• Records for the task:

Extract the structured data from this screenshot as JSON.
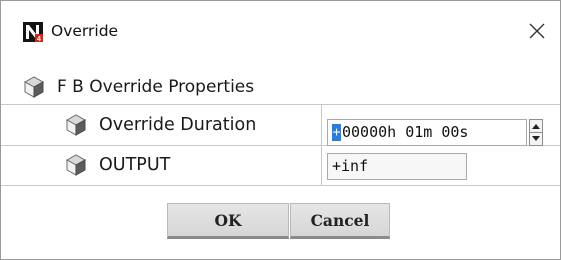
{
  "window": {
    "title": "Override",
    "app_icon": "niagara-n4-icon",
    "close_icon": "close-icon"
  },
  "properties": {
    "group_label": "F B Override Properties",
    "items": [
      {
        "label": "Override Duration",
        "value_sign": "+",
        "value": "00000h 01m 00s"
      },
      {
        "label": "OUTPUT",
        "value": "+inf"
      }
    ]
  },
  "buttons": {
    "ok_label": "OK",
    "cancel_label": "Cancel"
  },
  "colors": {
    "icon_red": "#d9261c",
    "caret_blue": "#2a7de1"
  }
}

• Written exercise: Return all of the entries word for word, but omit the pictures.

• Solution:
Extract the structured data from this screenshot as JSON.
{
  "window": {
    "title": "Override",
    "app_icon": "niagara-n4-icon",
    "close_icon": "close-icon"
  },
  "properties": {
    "group_label": "F B Override Properties",
    "items": [
      {
        "label": "Override Duration",
        "value_sign": "+",
        "value": "00000h 01m 00s"
      },
      {
        "label": "OUTPUT",
        "value": "+inf"
      }
    ]
  },
  "buttons": {
    "ok_label": "OK",
    "cancel_label": "Cancel"
  },
  "colors": {
    "icon_red": "#d9261c",
    "caret_blue": "#2a7de1"
  }
}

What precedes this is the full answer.